▶ _WHAT NEEDS TO BE DONE_
Give the count of lines containing the string "title", with no other output.

━━━━━━━━━━━━━━━━━━━━

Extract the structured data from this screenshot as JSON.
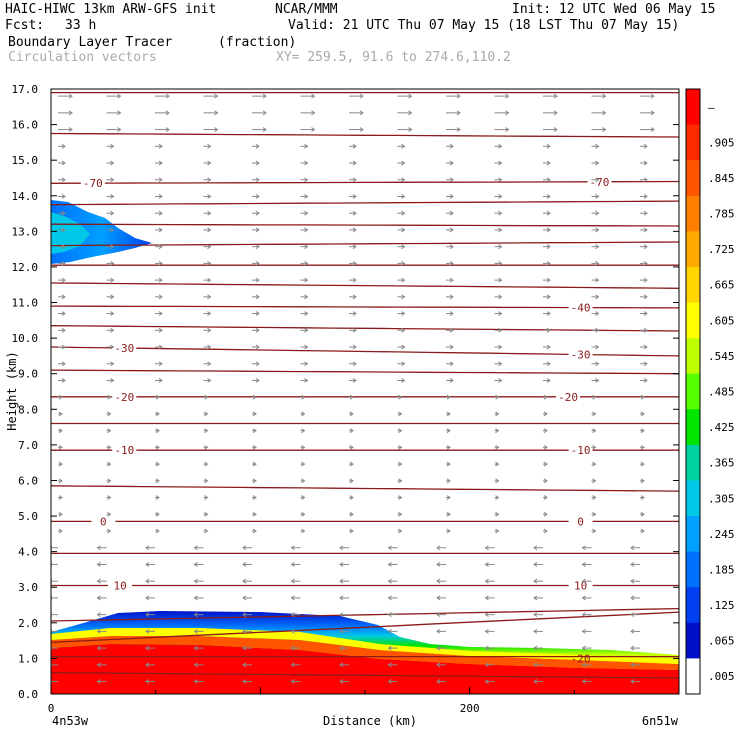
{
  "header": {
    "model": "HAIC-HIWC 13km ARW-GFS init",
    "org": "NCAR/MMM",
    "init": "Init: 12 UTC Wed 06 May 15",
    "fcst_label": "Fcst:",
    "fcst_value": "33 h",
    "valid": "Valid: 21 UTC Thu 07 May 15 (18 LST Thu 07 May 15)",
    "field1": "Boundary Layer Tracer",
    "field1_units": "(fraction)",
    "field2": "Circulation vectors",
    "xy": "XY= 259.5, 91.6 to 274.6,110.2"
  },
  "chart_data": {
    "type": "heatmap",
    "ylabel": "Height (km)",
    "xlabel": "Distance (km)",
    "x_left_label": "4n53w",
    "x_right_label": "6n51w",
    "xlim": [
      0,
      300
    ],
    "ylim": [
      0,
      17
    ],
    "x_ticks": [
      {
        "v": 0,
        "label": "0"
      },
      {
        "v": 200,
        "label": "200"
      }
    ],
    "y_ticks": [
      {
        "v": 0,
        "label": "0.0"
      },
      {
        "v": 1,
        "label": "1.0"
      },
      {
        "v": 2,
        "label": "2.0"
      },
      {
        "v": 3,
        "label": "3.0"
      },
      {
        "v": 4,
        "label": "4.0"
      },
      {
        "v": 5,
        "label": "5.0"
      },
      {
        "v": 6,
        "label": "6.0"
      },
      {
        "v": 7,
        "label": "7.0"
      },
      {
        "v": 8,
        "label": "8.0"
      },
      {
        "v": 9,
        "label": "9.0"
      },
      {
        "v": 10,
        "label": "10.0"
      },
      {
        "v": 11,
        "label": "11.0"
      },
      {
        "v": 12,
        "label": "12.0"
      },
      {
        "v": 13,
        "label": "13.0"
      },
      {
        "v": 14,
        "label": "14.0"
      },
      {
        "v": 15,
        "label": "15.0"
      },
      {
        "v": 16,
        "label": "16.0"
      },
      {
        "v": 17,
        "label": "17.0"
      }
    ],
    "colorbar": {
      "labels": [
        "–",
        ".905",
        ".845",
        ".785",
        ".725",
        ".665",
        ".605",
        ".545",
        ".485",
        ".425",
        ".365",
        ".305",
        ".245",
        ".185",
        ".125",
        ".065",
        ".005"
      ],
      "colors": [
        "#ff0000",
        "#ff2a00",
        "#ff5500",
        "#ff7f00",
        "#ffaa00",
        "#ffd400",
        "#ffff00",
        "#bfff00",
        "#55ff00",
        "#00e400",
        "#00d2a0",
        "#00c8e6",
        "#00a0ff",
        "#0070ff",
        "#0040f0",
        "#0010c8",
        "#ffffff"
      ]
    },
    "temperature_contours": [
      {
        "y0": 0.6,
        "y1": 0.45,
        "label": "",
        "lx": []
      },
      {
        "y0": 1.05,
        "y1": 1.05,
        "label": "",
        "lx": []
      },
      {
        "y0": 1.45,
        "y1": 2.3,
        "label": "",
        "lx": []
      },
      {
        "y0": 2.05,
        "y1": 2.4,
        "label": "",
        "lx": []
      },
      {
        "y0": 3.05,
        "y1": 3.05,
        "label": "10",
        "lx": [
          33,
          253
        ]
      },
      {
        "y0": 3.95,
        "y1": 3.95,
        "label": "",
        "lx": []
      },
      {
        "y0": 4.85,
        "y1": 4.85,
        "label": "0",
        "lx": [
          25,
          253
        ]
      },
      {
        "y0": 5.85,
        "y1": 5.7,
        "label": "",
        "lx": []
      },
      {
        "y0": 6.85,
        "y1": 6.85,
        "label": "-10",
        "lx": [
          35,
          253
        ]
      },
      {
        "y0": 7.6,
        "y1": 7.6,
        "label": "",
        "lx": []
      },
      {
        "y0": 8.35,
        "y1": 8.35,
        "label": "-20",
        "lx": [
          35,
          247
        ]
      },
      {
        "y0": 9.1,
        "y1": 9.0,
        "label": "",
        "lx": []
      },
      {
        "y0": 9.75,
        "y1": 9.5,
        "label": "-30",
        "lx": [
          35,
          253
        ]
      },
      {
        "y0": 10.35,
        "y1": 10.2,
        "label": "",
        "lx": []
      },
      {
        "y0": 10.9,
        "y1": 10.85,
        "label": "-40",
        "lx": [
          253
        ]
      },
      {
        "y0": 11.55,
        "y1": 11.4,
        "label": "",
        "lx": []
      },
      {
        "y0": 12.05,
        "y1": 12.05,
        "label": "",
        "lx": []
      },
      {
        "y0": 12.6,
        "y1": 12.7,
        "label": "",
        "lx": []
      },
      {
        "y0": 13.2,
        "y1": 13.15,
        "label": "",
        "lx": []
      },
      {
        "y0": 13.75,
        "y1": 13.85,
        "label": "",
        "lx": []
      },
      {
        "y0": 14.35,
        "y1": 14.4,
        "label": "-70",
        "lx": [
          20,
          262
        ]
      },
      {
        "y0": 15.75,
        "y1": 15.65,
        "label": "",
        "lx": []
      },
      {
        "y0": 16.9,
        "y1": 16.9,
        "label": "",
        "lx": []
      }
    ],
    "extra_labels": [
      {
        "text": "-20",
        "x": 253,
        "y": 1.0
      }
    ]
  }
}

━━━━━━━━━━━━━━━━━━━━

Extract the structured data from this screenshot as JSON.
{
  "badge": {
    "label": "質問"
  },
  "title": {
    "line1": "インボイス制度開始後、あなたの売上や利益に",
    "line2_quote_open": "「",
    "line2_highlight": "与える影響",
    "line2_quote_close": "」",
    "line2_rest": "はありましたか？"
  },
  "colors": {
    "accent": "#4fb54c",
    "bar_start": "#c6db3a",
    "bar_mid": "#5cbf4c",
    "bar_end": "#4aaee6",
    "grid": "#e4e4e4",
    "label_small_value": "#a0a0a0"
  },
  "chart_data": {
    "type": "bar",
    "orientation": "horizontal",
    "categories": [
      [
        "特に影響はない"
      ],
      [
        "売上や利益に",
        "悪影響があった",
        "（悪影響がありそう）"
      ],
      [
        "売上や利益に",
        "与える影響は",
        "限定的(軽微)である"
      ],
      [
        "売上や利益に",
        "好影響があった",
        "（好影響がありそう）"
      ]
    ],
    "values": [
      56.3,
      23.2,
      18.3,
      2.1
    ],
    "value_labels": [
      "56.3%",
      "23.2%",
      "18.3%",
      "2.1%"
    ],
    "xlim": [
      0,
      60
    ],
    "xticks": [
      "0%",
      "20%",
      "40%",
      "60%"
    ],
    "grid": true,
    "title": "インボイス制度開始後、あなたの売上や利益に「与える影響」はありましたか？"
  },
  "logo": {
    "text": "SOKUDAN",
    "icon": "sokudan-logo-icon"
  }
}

━━━━━━━━━━━━━━━━━━━━

▶ _IN RESPONSE_
2